§ **Listing**:
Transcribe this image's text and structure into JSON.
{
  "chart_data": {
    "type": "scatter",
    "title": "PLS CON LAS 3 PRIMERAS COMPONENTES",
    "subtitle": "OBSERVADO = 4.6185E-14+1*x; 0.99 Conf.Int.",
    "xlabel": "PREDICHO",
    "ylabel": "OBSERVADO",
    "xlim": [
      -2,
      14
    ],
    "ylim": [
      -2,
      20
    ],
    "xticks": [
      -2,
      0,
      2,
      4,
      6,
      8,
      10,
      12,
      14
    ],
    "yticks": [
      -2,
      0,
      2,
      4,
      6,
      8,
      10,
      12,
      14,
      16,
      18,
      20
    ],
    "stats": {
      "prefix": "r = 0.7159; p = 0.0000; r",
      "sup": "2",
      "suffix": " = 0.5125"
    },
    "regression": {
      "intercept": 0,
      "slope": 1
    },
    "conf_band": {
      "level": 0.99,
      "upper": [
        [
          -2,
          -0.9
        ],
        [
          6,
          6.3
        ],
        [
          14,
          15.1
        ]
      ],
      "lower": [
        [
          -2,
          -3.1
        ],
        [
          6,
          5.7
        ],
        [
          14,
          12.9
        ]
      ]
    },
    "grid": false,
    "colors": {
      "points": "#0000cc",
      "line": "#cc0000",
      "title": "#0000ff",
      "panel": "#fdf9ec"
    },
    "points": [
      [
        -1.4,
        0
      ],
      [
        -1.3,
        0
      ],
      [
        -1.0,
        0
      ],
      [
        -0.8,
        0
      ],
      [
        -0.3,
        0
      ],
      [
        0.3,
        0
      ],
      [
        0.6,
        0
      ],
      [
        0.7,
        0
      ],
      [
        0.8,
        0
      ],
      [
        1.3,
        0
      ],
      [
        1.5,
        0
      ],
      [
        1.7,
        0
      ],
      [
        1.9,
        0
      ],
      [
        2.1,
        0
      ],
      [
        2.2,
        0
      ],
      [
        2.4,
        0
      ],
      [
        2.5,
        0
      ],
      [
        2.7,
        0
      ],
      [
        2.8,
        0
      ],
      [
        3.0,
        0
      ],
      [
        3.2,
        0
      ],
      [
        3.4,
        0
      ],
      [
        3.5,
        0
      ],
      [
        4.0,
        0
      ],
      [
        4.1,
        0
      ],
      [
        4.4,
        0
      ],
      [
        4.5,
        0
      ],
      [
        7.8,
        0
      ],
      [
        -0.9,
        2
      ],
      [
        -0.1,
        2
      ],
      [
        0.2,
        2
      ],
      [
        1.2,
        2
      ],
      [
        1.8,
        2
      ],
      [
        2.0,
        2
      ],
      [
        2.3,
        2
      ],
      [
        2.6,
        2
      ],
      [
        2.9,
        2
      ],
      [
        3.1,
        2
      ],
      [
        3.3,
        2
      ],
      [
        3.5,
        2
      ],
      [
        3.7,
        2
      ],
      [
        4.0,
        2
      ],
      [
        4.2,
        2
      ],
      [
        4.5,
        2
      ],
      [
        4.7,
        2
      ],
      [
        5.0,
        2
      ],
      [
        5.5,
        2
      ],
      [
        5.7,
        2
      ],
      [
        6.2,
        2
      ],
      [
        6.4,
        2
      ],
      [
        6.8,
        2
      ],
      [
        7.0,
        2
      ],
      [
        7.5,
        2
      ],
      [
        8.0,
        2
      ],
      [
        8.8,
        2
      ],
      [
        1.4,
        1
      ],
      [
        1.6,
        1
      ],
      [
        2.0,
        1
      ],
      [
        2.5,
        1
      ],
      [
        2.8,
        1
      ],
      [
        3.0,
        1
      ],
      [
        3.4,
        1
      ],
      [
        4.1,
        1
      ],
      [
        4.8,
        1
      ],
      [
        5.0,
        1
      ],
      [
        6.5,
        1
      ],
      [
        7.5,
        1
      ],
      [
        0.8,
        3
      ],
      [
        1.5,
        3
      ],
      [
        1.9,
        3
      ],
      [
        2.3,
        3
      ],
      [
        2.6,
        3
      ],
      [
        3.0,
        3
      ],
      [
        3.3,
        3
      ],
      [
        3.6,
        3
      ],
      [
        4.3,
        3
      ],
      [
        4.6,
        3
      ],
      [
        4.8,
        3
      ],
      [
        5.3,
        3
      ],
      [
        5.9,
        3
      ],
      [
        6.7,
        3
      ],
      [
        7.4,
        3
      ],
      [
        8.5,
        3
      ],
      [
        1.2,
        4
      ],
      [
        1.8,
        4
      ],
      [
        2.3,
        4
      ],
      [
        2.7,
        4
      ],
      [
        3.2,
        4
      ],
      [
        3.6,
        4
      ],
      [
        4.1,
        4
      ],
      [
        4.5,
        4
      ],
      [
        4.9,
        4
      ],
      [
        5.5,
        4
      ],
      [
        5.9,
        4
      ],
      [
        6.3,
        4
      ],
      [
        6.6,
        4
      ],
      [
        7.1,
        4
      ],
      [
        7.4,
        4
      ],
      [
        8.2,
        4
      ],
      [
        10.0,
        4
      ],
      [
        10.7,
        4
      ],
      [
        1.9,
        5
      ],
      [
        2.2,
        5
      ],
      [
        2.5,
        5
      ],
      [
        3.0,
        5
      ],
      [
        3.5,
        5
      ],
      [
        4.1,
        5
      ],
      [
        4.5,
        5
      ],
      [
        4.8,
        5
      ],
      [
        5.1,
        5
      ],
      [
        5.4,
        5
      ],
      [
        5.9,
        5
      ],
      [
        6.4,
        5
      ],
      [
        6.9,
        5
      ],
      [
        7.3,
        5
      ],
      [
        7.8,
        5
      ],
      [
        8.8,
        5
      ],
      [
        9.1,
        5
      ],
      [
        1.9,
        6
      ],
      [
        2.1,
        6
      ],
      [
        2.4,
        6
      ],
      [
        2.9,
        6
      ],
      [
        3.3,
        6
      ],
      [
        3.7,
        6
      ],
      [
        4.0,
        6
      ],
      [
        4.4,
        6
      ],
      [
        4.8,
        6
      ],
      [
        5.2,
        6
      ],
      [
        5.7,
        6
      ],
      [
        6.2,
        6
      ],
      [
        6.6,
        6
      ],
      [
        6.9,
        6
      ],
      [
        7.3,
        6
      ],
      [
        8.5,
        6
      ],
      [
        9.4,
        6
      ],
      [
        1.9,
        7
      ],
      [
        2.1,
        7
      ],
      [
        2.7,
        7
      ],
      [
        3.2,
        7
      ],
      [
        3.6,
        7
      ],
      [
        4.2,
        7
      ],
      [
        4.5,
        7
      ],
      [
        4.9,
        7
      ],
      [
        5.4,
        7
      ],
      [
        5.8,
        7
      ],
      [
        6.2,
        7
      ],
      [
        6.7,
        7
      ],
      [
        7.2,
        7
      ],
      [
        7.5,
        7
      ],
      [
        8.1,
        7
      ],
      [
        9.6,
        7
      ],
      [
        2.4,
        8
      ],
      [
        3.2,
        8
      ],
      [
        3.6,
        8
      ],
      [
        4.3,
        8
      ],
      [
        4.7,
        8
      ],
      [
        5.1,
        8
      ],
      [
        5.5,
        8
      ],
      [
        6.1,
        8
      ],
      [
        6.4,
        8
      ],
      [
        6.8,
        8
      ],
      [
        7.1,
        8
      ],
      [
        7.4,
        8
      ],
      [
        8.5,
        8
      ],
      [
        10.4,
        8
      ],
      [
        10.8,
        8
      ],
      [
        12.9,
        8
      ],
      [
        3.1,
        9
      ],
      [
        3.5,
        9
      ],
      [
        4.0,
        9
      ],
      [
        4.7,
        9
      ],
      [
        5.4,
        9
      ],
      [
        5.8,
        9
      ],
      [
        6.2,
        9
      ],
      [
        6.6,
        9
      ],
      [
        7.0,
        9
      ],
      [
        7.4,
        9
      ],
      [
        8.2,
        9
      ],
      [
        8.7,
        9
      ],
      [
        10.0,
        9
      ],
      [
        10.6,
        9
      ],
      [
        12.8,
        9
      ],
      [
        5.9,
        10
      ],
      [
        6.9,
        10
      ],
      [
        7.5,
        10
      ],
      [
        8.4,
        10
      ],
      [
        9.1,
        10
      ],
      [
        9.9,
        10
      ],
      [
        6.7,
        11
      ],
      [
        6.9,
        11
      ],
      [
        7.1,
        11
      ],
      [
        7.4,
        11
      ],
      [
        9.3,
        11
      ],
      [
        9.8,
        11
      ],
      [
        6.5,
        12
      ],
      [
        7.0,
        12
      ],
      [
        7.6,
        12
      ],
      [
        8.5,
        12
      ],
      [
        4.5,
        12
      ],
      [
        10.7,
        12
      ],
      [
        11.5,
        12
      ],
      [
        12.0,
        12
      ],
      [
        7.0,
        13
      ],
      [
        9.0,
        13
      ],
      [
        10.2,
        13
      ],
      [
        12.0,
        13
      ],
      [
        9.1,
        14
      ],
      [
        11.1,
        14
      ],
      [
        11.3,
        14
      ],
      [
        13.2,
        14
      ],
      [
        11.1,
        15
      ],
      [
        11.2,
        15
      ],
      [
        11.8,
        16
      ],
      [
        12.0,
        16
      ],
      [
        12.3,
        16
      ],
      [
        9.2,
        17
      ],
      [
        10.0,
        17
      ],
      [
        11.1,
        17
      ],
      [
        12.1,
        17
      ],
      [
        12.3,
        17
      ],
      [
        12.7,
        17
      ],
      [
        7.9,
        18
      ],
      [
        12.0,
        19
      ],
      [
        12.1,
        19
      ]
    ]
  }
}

§ **Set task**:
Find "OBSERVADO". Copy every line it occurs in.

§ **Answer to this task**:
    "subtitle": "OBSERVADO = 4.6185E-14+1*x; 0.99 Conf.Int.",
    "ylabel": "OBSERVADO",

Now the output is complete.